● Task data:
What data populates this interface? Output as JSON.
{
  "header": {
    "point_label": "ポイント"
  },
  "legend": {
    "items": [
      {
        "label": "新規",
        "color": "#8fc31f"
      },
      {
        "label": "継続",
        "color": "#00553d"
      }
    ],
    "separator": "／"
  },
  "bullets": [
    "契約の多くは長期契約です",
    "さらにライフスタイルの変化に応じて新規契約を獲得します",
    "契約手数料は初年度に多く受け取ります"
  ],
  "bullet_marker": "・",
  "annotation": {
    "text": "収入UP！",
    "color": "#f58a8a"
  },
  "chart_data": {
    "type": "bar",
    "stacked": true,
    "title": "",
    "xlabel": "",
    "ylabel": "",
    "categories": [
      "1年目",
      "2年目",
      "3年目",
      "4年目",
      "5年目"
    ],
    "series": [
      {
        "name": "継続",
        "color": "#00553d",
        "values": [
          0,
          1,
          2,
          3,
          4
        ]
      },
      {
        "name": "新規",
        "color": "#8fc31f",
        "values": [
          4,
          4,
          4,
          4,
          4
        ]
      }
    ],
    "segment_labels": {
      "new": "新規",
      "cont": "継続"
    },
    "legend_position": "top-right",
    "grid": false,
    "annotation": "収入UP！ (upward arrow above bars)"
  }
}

● What you are asked to do: Transcribe all the entries, keeping each one exactly as it is.

● Answer in full:
What data populates this interface? Output as JSON.
{
  "header": {
    "point_label": "ポイント"
  },
  "legend": {
    "items": [
      {
        "label": "新規",
        "color": "#8fc31f"
      },
      {
        "label": "継続",
        "color": "#00553d"
      }
    ],
    "separator": "／"
  },
  "bullets": [
    "契約の多くは長期契約です",
    "さらにライフスタイルの変化に応じて新規契約を獲得します",
    "契約手数料は初年度に多く受け取ります"
  ],
  "bullet_marker": "・",
  "annotation": {
    "text": "収入UP！",
    "color": "#f58a8a"
  },
  "chart_data": {
    "type": "bar",
    "stacked": true,
    "title": "",
    "xlabel": "",
    "ylabel": "",
    "categories": [
      "1年目",
      "2年目",
      "3年目",
      "4年目",
      "5年目"
    ],
    "series": [
      {
        "name": "継続",
        "color": "#00553d",
        "values": [
          0,
          1,
          2,
          3,
          4
        ]
      },
      {
        "name": "新規",
        "color": "#8fc31f",
        "values": [
          4,
          4,
          4,
          4,
          4
        ]
      }
    ],
    "segment_labels": {
      "new": "新規",
      "cont": "継続"
    },
    "legend_position": "top-right",
    "grid": false,
    "annotation": "収入UP！ (upward arrow above bars)"
  }
}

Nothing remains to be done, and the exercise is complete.